EXERCISE AIM | Using the entries that follow, collect the lines where the word "name" appears.
----- SUPPLIED DATA
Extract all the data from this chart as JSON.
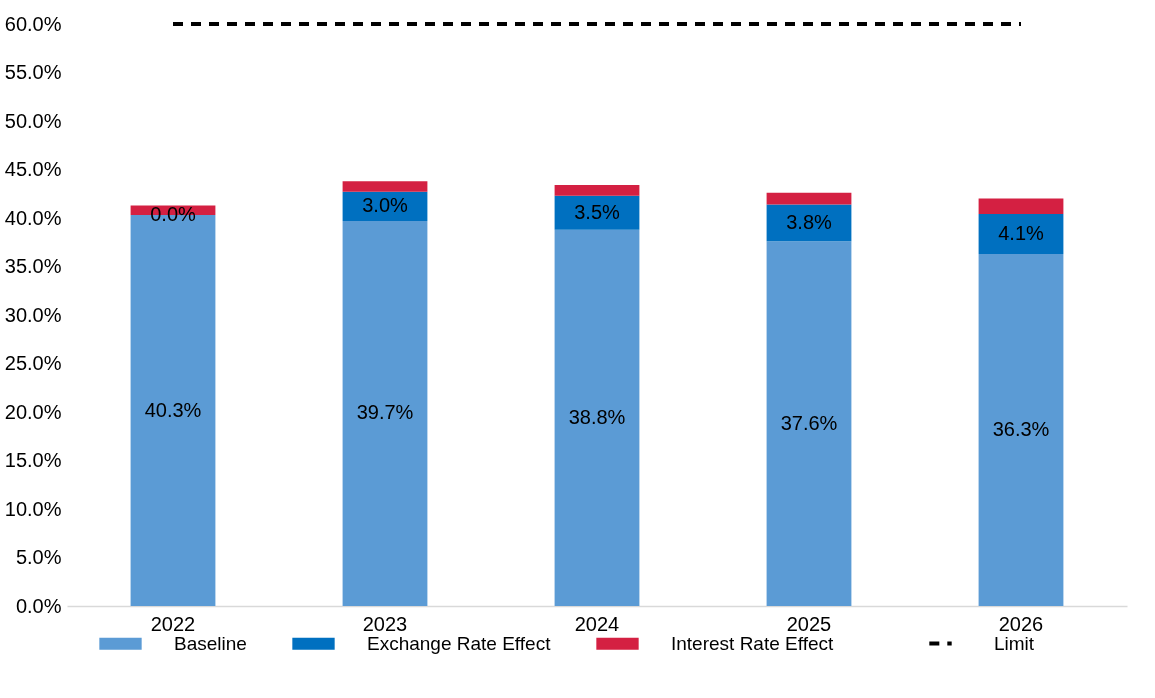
{
  "chart_data": {
    "type": "bar",
    "stacked": true,
    "categories": [
      "2022",
      "2023",
      "2024",
      "2025",
      "2026"
    ],
    "ylim": [
      0,
      60
    ],
    "yticks": [
      {
        "value": 0,
        "label": "0.0%"
      },
      {
        "value": 5,
        "label": "5.0%"
      },
      {
        "value": 10,
        "label": "10.0%"
      },
      {
        "value": 15,
        "label": "15.0%"
      },
      {
        "value": 20,
        "label": "20.0%"
      },
      {
        "value": 25,
        "label": "25.0%"
      },
      {
        "value": 30,
        "label": "30.0%"
      },
      {
        "value": 35,
        "label": "35.0%"
      },
      {
        "value": 40,
        "label": "40.0%"
      },
      {
        "value": 45,
        "label": "45.0%"
      },
      {
        "value": 50,
        "label": "50.0%"
      },
      {
        "value": 55,
        "label": "55.0%"
      },
      {
        "value": 60,
        "label": "60.0%"
      }
    ],
    "grid": false,
    "legend": "bottom",
    "series": [
      {
        "name": "Baseline",
        "type": "bar",
        "color": "#5b9bd5",
        "values": [
          40.3,
          39.7,
          38.8,
          37.6,
          36.3
        ],
        "value_labels": [
          "40.3%",
          "39.7%",
          "38.8%",
          "37.6%",
          "36.3%"
        ]
      },
      {
        "name": "Exchange Rate Effect",
        "type": "bar",
        "color": "#0070c0",
        "values": [
          0.0,
          3.0,
          3.5,
          3.8,
          4.1
        ],
        "value_labels": [
          "0.0%",
          "3.0%",
          "3.5%",
          "3.8%",
          "4.1%"
        ]
      },
      {
        "name": "Interest Rate Effect",
        "type": "bar",
        "color": "#d42042",
        "values": [
          1.0,
          1.1,
          1.1,
          1.2,
          1.6
        ]
      },
      {
        "name": "Limit",
        "type": "line",
        "color": "#000000",
        "line_style": "dashed",
        "values": [
          60,
          60,
          60,
          60,
          60
        ]
      }
    ]
  }
}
----------
PROBLEM SOLUTION |
        "name": "Baseline",
        "name": "Exchange Rate Effect",
        "name": "Interest Rate Effect",
        "name": "Limit",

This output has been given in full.